_SOURCE DOCUMENT:_

When you talk about status quo in the world, please note that in the past the status quo was to burn on stakes quirky people; black americans were not allowed to use public facilities; women are still systematically mutilated. Animals have been hunted to extinction to give us beauty products and magic potions, and we want to talk about cock fighting? 
You think it's ok to have animals do things they don't need or want to do because after all they have no legal rights; that's fair enough, nowadays we are allowed to have personal opinions... But that has nothing to do with the status quo.


----------



## Darkel777 (Jun 7, 2013)

> why do you want lutinos? to breed more of them? for what? what are you trying to do, what is your goal in breeding? i just dont understand your purpose, all i see is personal gain, and i do not think this is good enough reason to breed. nor with these methods. if you can explain to me your reasoning, your goals and such, i will hear you out. but i just don't understand. there are many lutinos out there, it's a fairly common mutation....


Lol yes! I wanted to get a young split lutino male from her for breeding. I don't feel any remorse about that, but I have found just using breeding vitamins to stimulate her was a better choice than running the risks of AI. I have already said if she doesn't produce I'm not going to get rid of her but I might look into getting a split Lutino or a Lutino for breeding. My goal in breeding is to occupy my time, I have a profession as a butcher so I don't need the money and I enjoy their company especially the young ones. But if you ask me if I hold my pet's lives over that of my brother or my sister then the answer is no.



Tequilagirl said:


> While it's true the pets don't have a say about where they go or who they end up with, a lot of us make a commitment to them to provide them with a good life, good care and fulfillment. We are here because we care and we want to learn and want to become better care providers.
> 
> And I was waiting for the meat and milk remark. I for one became a vegan the very second I left my parents' house 10 years ago, and I am sure I'm not the only one in this forum who doesn't use animal products, and we are healthy and happy and commited to animal welfare.
> 
> ...


While I respect your views, when faced with a dilemma like finding out where your meat comes from you can either accept the fact that these animals with feelings are slaughtered for your benefit or rebel. Clearly I was more accepting.  If you think they are human I encourage you, let them roam your home out of their cage 24/7 and take them to the mall with you without using a harness... if they leave your care or somehow harm themselves because they don't know any better that's because they are animals and not human. This isn't something popular to say but it's the honest thing.



bobobubu said:


> I have a huge problem grinding those animals down and eating them, and more and more people are starting to question the way we put food on our tables.
> When you talk about status quo in the world, please note that in the past the status quo was to burn on stakes quirky people; black americans were not allowed to use public facilities; women are still systematically mutilated. Animals have been hunted to extinction to give us beauty products and magic potions, and we want to talk about cock fighting?
> You think it's ok to have animals do things they don't need or want to do because after all they have no legal rights; that's fair enough, nowadays we are allowed to have personal opinions... But that has nothing to do with the status quo.


Then I encourage you start an animal rights petition so we can have the world's first parrot president lol.


----------



## Tequilagirl (Mar 4, 2013)

_EXERCISE SET:_
(1) Rewrite the forum thread from "## Darkel777 (Jun" to "fairly common mutation....", putting "color variety" in place of "mutation".
(2) Retype the records from the line with "text: 2 [59, 367, 64, 377]" to the line with "text: 1.04 [154, 389, 174, 399]", character for character.
The forum thread has no connection to the records that come next.

Labeled region entries:
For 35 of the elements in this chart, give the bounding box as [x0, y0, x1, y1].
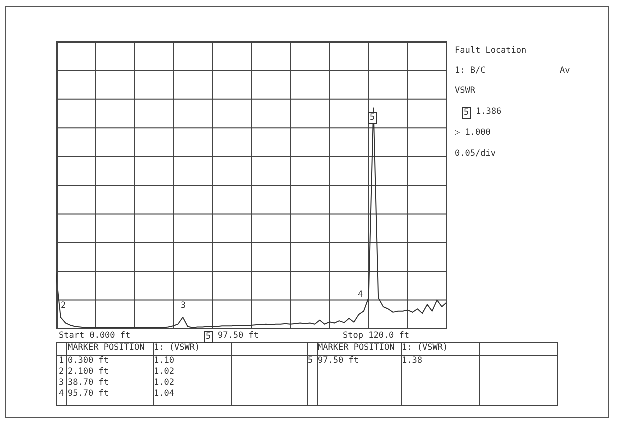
text: 2 [59, 367, 64, 377]
text: Fault Location [455, 46, 527, 56]
text: 0.05/div [455, 149, 496, 159]
text: 1 [59, 356, 64, 366]
text: 97.50 ft [318, 356, 359, 366]
text: MARKER POSITION [68, 343, 145, 353]
text: 5 [204, 331, 214, 343]
text: VSWR [455, 86, 476, 96]
text: 2.100 ft [68, 367, 109, 377]
text: 1.04 [154, 389, 174, 399]
text: Start 0.000 ft [59, 331, 131, 341]
annotation: 4 [358, 290, 364, 300]
text: 1.02 [154, 378, 174, 388]
text: 3 [59, 378, 64, 388]
text: 5 [462, 107, 472, 119]
text: Av [560, 66, 570, 76]
text: 1: B/C [455, 66, 486, 76]
text: ▷ 1.000 [455, 128, 491, 138]
text: 0.300 ft [68, 356, 109, 366]
text: 1.02 [154, 367, 174, 377]
text: 5 [308, 356, 314, 366]
annotation: 2 [61, 301, 66, 311]
text: 1.386 [476, 107, 502, 117]
text: 1.38 [402, 356, 422, 366]
text: 1.10 [154, 356, 174, 366]
text: Stop 120.0 ft [343, 331, 410, 341]
text: 1: (VSWR) [154, 343, 200, 353]
text: MARKER POSITION [318, 343, 395, 353]
text: 4 [59, 389, 64, 399]
text: 95.70 ft [68, 389, 109, 399]
text: 97.50 ft [218, 331, 259, 341]
annotation: 5 [368, 112, 378, 124]
annotation: 3 [181, 301, 186, 311]
text: 1: (VSWR) [402, 343, 448, 353]
text: 38.70 ft [68, 378, 109, 388]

_ANSWERS TO THE EXERCISES:_
(1)
## Darkel777 (Jun 7, 2013)

> why do you want lutinos? to breed more of them? for what? what are you trying to do, what is your goal in breeding? i just dont understand your purpose, all i see is personal gain, and i do not think this is good enough reason to breed. nor with these methods. if you can explain to me your reasoning, your goals and such, i will hear you out. but i just don't understand. there are many lutinos out there, it's a fairly common color variety....

(2)
text: 2 [59, 367, 64, 377]
text: Fault Location [455, 46, 527, 56]
text: 0.05/div [455, 149, 496, 159]
text: 1 [59, 356, 64, 366]
text: 97.50 ft [318, 356, 359, 366]
text: MARKER POSITION [68, 343, 145, 353]
text: 5 [204, 331, 214, 343]
text: VSWR [455, 86, 476, 96]
text: 2.100 ft [68, 367, 109, 377]
text: 1.04 [154, 389, 174, 399]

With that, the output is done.